--- START RECORDS SHOWN ---

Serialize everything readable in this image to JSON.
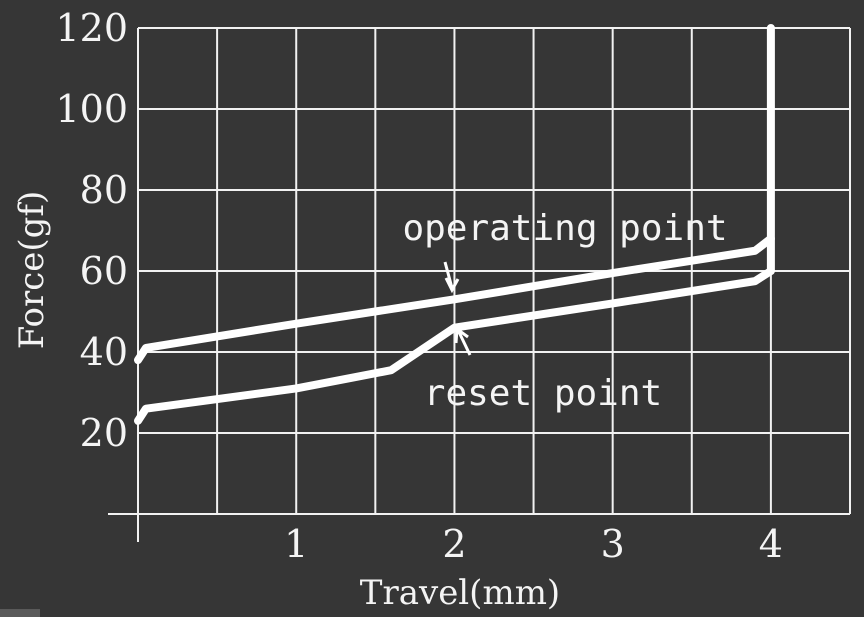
{
  "chart_data": {
    "type": "line",
    "title": "",
    "xlabel": "Travel(mm)",
    "ylabel": "Force(gf)",
    "xlim": [
      0,
      4.5
    ],
    "ylim": [
      0,
      120
    ],
    "x_ticks": [
      "1",
      "2",
      "3",
      "4"
    ],
    "x_tick_values": [
      1,
      2,
      3,
      4
    ],
    "y_ticks": [
      "20",
      "40",
      "60",
      "80",
      "100",
      "120"
    ],
    "y_tick_values": [
      20,
      40,
      60,
      80,
      100,
      120
    ],
    "grid": true,
    "series": [
      {
        "name": "operating point",
        "x": [
          0,
          0.05,
          1,
          2,
          3,
          3.9,
          4.0,
          4.0
        ],
        "y": [
          38,
          41,
          47,
          53,
          59.5,
          65,
          68,
          120
        ]
      },
      {
        "name": "reset point",
        "x": [
          0,
          0.05,
          1,
          1.6,
          2.0,
          3,
          3.9,
          4.0,
          4.0
        ],
        "y": [
          23,
          26,
          31,
          35.5,
          46,
          52,
          57.5,
          60,
          68
        ]
      }
    ],
    "annotations": [
      {
        "text": "operating point",
        "x": 2.0,
        "y": 56
      },
      {
        "text": "reset point",
        "x": 2.0,
        "y": 45
      }
    ]
  }
}
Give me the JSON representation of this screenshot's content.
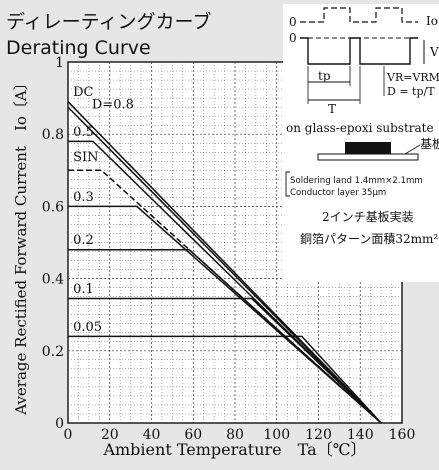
{
  "chart_data": {
    "type": "line",
    "title": "ディレーティングカーブ",
    "subtitle": "Derating Curve",
    "xlabel": "Ambient Temperature　Ta〔℃〕",
    "ylabel": "Average Rectified Forward Current　Io〔A〕",
    "xlim": [
      0,
      160
    ],
    "ylim": [
      0,
      1
    ],
    "x_ticks": [
      "0",
      "20",
      "40",
      "60",
      "80",
      "100",
      "120",
      "140",
      "160"
    ],
    "y_ticks": [
      "0",
      "0.2",
      "0.4",
      "0.6",
      "0.8",
      "1"
    ],
    "grid": true,
    "series": [
      {
        "name": "DC",
        "dashed": false,
        "points": [
          [
            0,
            0.89
          ],
          [
            150,
            0
          ]
        ]
      },
      {
        "name": "D=0.8",
        "dashed": false,
        "points": [
          [
            0,
            0.875
          ],
          [
            150,
            0
          ]
        ]
      },
      {
        "name": "0.5",
        "dashed": false,
        "points": [
          [
            0,
            0.78
          ],
          [
            12,
            0.78
          ],
          [
            150,
            0
          ]
        ]
      },
      {
        "name": "SIN",
        "dashed": true,
        "points": [
          [
            0,
            0.7
          ],
          [
            16,
            0.7
          ],
          [
            150,
            0
          ]
        ]
      },
      {
        "name": "0.3",
        "dashed": false,
        "points": [
          [
            0,
            0.6
          ],
          [
            33,
            0.6
          ],
          [
            150,
            0
          ]
        ]
      },
      {
        "name": "0.2",
        "dashed": false,
        "points": [
          [
            0,
            0.48
          ],
          [
            58,
            0.48
          ],
          [
            150,
            0
          ]
        ]
      },
      {
        "name": "0.1",
        "dashed": false,
        "points": [
          [
            0,
            0.345
          ],
          [
            88,
            0.345
          ],
          [
            150,
            0
          ]
        ]
      },
      {
        "name": "0.05",
        "dashed": false,
        "points": [
          [
            0,
            0.24
          ],
          [
            112,
            0.24
          ],
          [
            150,
            0
          ]
        ]
      }
    ],
    "legend_labels": [
      {
        "text": "DC",
        "x": 1,
        "y": 0.9
      },
      {
        "text": "D=0.8",
        "x": 10,
        "y": 0.865
      },
      {
        "text": "0.5",
        "x": 1,
        "y": 0.79
      },
      {
        "text": "SIN",
        "x": 1,
        "y": 0.72
      },
      {
        "text": "0.3",
        "x": 1,
        "y": 0.61
      },
      {
        "text": "0.2",
        "x": 1,
        "y": 0.49
      },
      {
        "text": "0.1",
        "x": 1,
        "y": 0.355
      },
      {
        "text": "0.05",
        "x": 1,
        "y": 0.25
      }
    ]
  },
  "inset": {
    "waveform_io_label": "Io",
    "waveform_zero_top": "0",
    "waveform_zero_bottom": "0",
    "waveform_v_label": "V",
    "tp_label": "tp",
    "t_label": "T",
    "vr_text": "VR=VRM",
    "duty_text": "D = tp/T",
    "substrate_text": "on glass-epoxi substrate",
    "board_label": "基板",
    "spec_line1": "Soldering land 1.4mm×2.1mm",
    "spec_line2": "Conductor layer 35μm",
    "jp_line1": "2インチ基板実装",
    "jp_line2": "銅箔パターン面積32mm²"
  }
}
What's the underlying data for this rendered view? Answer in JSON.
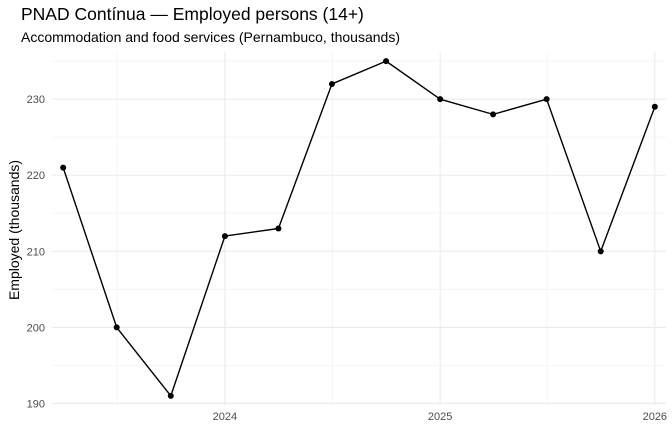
{
  "title": "PNAD Contínua — Employed persons (14+)",
  "subtitle": "Accommodation and food services (Pernambuco, thousands)",
  "chart_data": {
    "type": "line",
    "title": "PNAD Contínua — Employed persons (14+)",
    "subtitle": "Accommodation and food services (Pernambuco, thousands)",
    "xlabel": "",
    "ylabel": "Employed (thousands)",
    "x": [
      "2023-04-01",
      "2023-07-01",
      "2023-10-01",
      "2024-01-01",
      "2024-04-01",
      "2024-07-01",
      "2024-10-01",
      "2025-01-01",
      "2025-04-01",
      "2025-07-01",
      "2025-10-01",
      "2026-01-01"
    ],
    "values": [
      221,
      200,
      191,
      212,
      213,
      232,
      235,
      230,
      228,
      230,
      210,
      229
    ],
    "x_ticks": [
      "2024-01-01",
      "2025-01-01",
      "2026-01-01"
    ],
    "x_tick_labels": [
      "2024",
      "2025",
      "2026"
    ],
    "y_ticks": [
      190,
      200,
      210,
      220,
      230
    ],
    "ylim": [
      189.8,
      236.2
    ],
    "xlim": [
      "2023-03-13",
      "2026-01-20"
    ],
    "grid": true,
    "legend": "none",
    "colors": {
      "line": "#000000",
      "point": "#000000",
      "grid_major": "#ebebeb",
      "grid_minor": "#f5f5f5",
      "tick_text": "#4d4d4d",
      "background": "#ffffff"
    }
  }
}
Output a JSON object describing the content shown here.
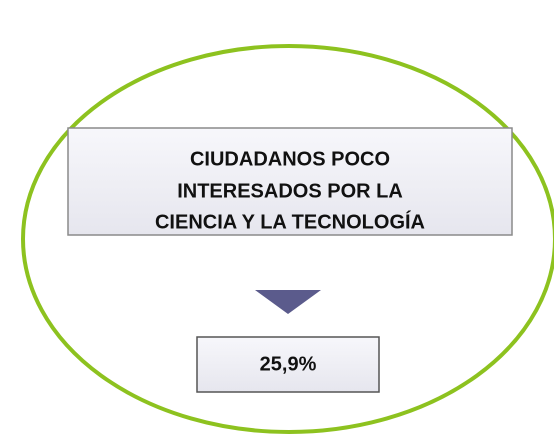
{
  "box": {
    "lines": [
      "CIUDADANOS POCO",
      "INTERESADOS POR LA",
      "CIENCIA Y LA TECNOLOGÍA"
    ]
  },
  "result": {
    "label": "25,9%"
  }
}
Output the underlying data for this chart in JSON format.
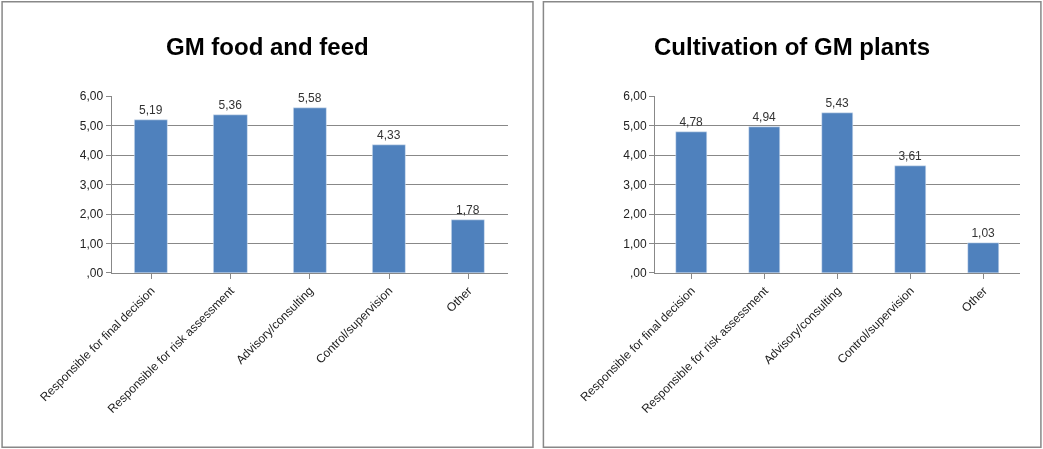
{
  "chart_data": [
    {
      "type": "bar",
      "title": "GM food and feed",
      "categories": [
        "Responsible for final decision",
        "Responsible for risk assessment",
        "Advisory/consulting",
        "Control/supervision",
        "Other"
      ],
      "values": [
        5.19,
        5.36,
        5.58,
        4.33,
        1.78
      ],
      "value_labels": [
        "5,19",
        "5,36",
        "5,58",
        "4,33",
        "1,78"
      ],
      "color": "#4f81bd",
      "ylim": [
        0,
        6
      ],
      "yticks": [
        {
          "value": 0,
          "label": ",00"
        },
        {
          "value": 1,
          "label": "1,00"
        },
        {
          "value": 2,
          "label": "2,00"
        },
        {
          "value": 3,
          "label": "3,00"
        },
        {
          "value": 4,
          "label": "4,00"
        },
        {
          "value": 5,
          "label": "5,00"
        },
        {
          "value": 6,
          "label": "6,00"
        }
      ],
      "grid": "y"
    },
    {
      "type": "bar",
      "title": "Cultivation of GM plants",
      "categories": [
        "Responsible for final decision",
        "Responsible for risk assessment",
        "Advisory/consulting",
        "Control/supervision",
        "Other"
      ],
      "values": [
        4.78,
        4.94,
        5.43,
        3.61,
        1.03
      ],
      "value_labels": [
        "4,78",
        "4,94",
        "5,43",
        "3,61",
        "1,03"
      ],
      "color": "#4f81bd",
      "ylim": [
        0,
        6
      ],
      "yticks": [
        {
          "value": 0,
          "label": ",00"
        },
        {
          "value": 1,
          "label": "1,00"
        },
        {
          "value": 2,
          "label": "2,00"
        },
        {
          "value": 3,
          "label": "3,00"
        },
        {
          "value": 4,
          "label": "4,00"
        },
        {
          "value": 5,
          "label": "5,00"
        },
        {
          "value": 6,
          "label": "6,00"
        }
      ],
      "grid": "y"
    }
  ]
}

--- END RECORDS SHOWN ---

**DIRECTIONS:**
Copy every line from the records above that contains the word "operating".

**PROBLEM SOLUTION:**
        "name": "operating point",
        "text": "operating point",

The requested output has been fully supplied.